**RECORD LIST:**
━━━━━━━━━━

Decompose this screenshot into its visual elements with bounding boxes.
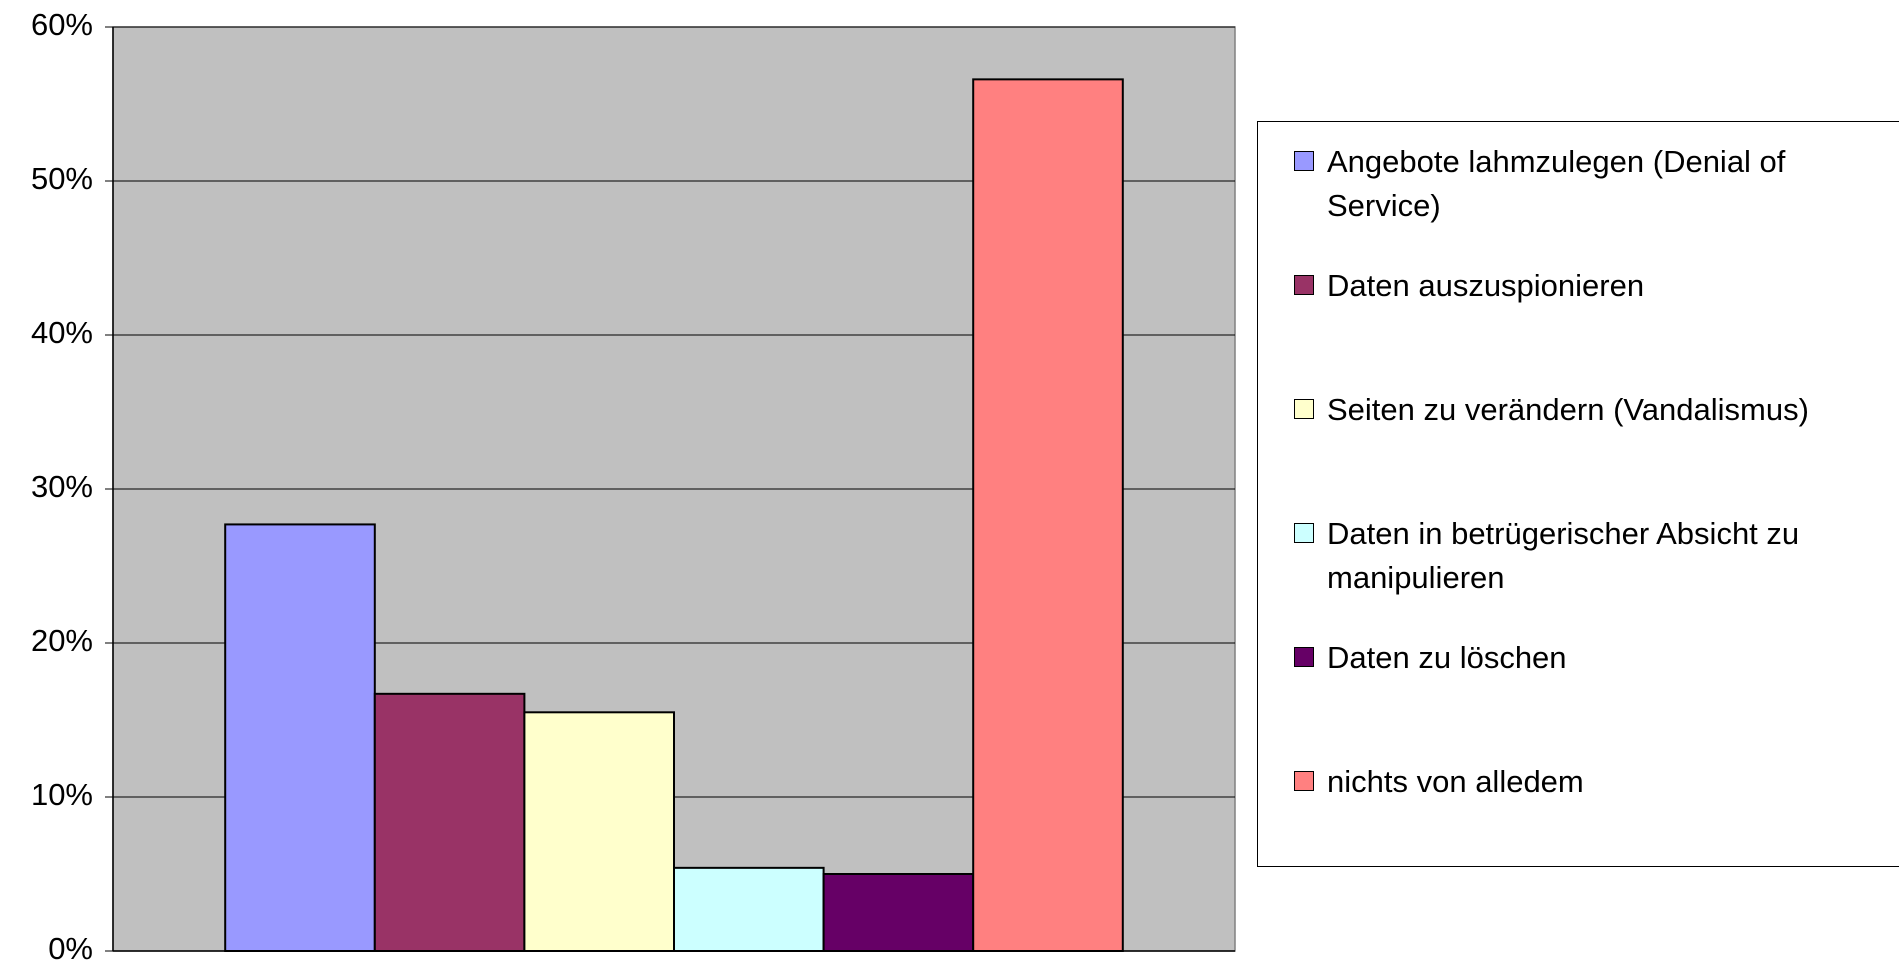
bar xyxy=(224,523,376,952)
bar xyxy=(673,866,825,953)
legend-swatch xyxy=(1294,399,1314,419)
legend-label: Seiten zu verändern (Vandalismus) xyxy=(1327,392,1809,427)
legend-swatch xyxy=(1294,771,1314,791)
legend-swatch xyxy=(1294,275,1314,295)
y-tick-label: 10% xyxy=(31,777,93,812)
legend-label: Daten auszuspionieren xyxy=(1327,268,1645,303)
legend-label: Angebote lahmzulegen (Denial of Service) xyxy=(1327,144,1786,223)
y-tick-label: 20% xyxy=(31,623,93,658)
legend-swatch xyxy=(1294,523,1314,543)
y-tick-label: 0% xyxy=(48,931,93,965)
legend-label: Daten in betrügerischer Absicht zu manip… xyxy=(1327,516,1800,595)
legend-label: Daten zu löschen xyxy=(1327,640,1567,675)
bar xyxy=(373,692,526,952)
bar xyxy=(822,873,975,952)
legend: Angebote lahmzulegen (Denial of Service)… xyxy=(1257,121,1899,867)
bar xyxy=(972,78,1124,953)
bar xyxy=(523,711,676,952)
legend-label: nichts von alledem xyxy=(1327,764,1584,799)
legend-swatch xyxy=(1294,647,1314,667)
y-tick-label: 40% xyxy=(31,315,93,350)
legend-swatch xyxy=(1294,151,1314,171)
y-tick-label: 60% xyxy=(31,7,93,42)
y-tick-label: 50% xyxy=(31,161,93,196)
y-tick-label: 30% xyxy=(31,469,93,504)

━━━━━━━━━━

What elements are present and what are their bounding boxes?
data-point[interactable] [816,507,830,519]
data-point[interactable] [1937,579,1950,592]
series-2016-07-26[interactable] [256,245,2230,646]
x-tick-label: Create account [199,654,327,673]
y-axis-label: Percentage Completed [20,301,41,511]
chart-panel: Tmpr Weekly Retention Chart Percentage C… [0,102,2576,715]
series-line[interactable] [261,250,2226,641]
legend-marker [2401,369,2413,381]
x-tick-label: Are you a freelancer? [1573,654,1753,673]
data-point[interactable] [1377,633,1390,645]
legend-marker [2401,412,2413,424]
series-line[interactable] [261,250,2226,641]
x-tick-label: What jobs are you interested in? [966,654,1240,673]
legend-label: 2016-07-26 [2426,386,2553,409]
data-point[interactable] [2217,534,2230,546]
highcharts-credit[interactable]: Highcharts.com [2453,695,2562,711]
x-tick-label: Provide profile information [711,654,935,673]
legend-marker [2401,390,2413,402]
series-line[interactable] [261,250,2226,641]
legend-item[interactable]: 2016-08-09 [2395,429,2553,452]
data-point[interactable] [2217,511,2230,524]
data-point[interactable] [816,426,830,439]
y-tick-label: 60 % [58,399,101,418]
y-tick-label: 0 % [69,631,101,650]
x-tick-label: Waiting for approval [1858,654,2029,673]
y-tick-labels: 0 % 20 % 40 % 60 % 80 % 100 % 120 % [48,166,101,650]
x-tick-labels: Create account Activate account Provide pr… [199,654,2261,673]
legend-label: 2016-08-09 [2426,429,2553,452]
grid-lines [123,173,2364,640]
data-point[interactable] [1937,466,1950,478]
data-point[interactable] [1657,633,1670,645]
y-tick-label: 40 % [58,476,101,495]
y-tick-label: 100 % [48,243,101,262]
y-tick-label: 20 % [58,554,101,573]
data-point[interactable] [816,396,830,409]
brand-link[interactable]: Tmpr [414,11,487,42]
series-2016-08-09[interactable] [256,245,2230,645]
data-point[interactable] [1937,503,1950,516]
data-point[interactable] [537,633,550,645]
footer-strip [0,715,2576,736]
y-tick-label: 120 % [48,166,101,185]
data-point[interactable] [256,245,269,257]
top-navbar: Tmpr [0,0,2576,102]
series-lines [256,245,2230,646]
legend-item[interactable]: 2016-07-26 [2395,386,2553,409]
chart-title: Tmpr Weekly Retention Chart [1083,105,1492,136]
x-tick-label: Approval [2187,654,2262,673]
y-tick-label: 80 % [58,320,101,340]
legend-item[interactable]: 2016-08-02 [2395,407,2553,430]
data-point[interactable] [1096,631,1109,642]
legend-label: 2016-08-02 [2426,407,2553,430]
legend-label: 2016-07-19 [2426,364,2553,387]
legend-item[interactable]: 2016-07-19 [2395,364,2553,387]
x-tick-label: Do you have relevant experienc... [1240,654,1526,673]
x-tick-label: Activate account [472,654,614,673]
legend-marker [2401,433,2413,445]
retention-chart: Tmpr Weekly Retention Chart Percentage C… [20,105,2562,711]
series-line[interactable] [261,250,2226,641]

━━━━━━━━━━

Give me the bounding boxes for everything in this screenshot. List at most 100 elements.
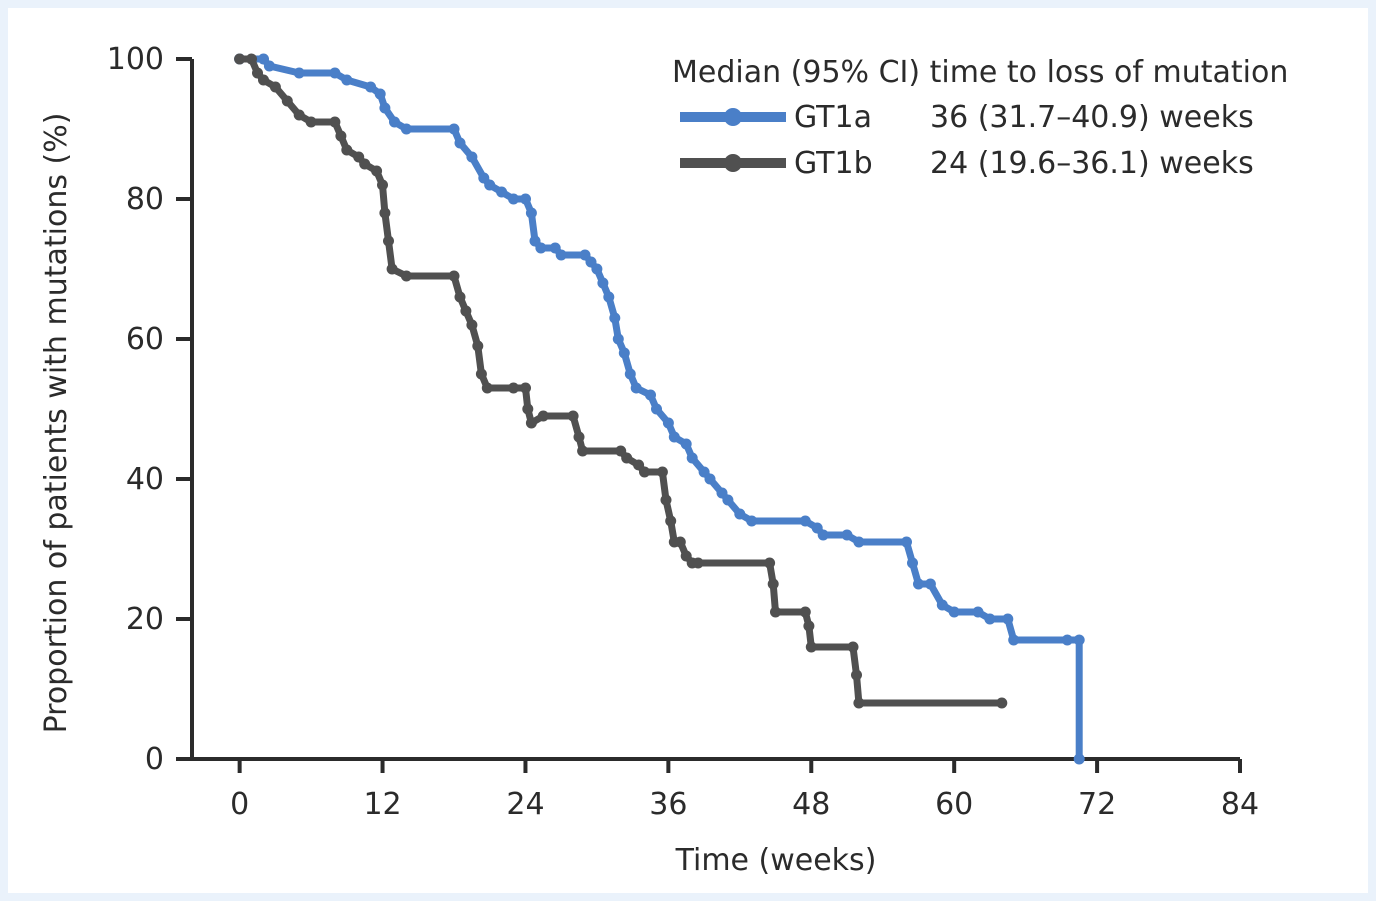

━━━━━━━━━━

**EXERCISE GOAL:** Can you give the lines again, beginning at the line containing "What elements are" and stopping after the line containing "y-axis-label: Percentage Completed", with "interactable" replaced by "clickable" and nothing else altered?

**IN RESPONSE:**
What elements are present and what are their bounding boxes?
data-point[clickable] [816,507,830,519]
data-point[clickable] [1937,579,1950,592]
series-2016-07-26[clickable] [256,245,2230,646]
x-tick-label: Create account [199,654,327,673]
y-axis-label: Percentage Completed [20,301,41,511]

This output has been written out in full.